» **SHORT PROBLEM**
Reproduce the entries below in full, word for word.

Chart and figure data
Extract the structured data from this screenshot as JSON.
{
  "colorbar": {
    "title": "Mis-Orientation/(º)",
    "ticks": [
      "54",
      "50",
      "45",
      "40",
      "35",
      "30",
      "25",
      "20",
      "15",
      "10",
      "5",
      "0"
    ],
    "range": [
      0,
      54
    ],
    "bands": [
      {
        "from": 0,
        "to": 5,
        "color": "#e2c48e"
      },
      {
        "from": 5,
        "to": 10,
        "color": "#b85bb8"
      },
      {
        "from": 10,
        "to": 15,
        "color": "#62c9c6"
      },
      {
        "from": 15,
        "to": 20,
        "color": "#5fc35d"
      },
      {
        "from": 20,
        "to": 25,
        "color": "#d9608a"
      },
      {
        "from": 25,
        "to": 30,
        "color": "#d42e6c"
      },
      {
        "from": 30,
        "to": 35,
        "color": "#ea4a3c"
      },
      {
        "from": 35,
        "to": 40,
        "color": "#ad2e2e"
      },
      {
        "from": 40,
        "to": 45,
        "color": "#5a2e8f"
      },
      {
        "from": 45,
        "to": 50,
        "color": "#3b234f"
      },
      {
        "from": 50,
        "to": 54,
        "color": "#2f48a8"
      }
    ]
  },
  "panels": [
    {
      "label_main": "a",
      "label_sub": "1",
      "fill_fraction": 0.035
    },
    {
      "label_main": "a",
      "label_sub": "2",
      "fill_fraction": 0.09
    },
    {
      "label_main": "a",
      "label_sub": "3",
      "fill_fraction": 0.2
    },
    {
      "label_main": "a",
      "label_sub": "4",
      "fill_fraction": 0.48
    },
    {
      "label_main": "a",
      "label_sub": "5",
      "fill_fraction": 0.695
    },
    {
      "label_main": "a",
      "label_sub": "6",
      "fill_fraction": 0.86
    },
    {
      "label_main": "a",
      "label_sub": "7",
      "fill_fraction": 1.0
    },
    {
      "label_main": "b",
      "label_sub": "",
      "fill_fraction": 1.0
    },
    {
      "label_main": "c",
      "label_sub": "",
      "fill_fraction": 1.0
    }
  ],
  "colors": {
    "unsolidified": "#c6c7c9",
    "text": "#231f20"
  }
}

» **WRITTEN SOLUTION**
Extract the structured data from this screenshot as JSON.
{
  "colorbar": {
    "title": "Mis-Orientation/(º)",
    "ticks": [
      "54",
      "50",
      "45",
      "40",
      "35",
      "30",
      "25",
      "20",
      "15",
      "10",
      "5",
      "0"
    ],
    "range": [
      0,
      54
    ],
    "bands": [
      {
        "from": 0,
        "to": 5,
        "color": "#e2c48e"
      },
      {
        "from": 5,
        "to": 10,
        "color": "#b85bb8"
      },
      {
        "from": 10,
        "to": 15,
        "color": "#62c9c6"
      },
      {
        "from": 15,
        "to": 20,
        "color": "#5fc35d"
      },
      {
        "from": 20,
        "to": 25,
        "color": "#d9608a"
      },
      {
        "from": 25,
        "to": 30,
        "color": "#d42e6c"
      },
      {
        "from": 30,
        "to": 35,
        "color": "#ea4a3c"
      },
      {
        "from": 35,
        "to": 40,
        "color": "#ad2e2e"
      },
      {
        "from": 40,
        "to": 45,
        "color": "#5a2e8f"
      },
      {
        "from": 45,
        "to": 50,
        "color": "#3b234f"
      },
      {
        "from": 50,
        "to": 54,
        "color": "#2f48a8"
      }
    ]
  },
  "panels": [
    {
      "label_main": "a",
      "label_sub": "1",
      "fill_fraction": 0.035
    },
    {
      "label_main": "a",
      "label_sub": "2",
      "fill_fraction": 0.09
    },
    {
      "label_main": "a",
      "label_sub": "3",
      "fill_fraction": 0.2
    },
    {
      "label_main": "a",
      "label_sub": "4",
      "fill_fraction": 0.48
    },
    {
      "label_main": "a",
      "label_sub": "5",
      "fill_fraction": 0.695
    },
    {
      "label_main": "a",
      "label_sub": "6",
      "fill_fraction": 0.86
    },
    {
      "label_main": "a",
      "label_sub": "7",
      "fill_fraction": 1.0
    },
    {
      "label_main": "b",
      "label_sub": "",
      "fill_fraction": 1.0
    },
    {
      "label_main": "c",
      "label_sub": "",
      "fill_fraction": 1.0
    }
  ],
  "colors": {
    "unsolidified": "#c6c7c9",
    "text": "#231f20"
  }
}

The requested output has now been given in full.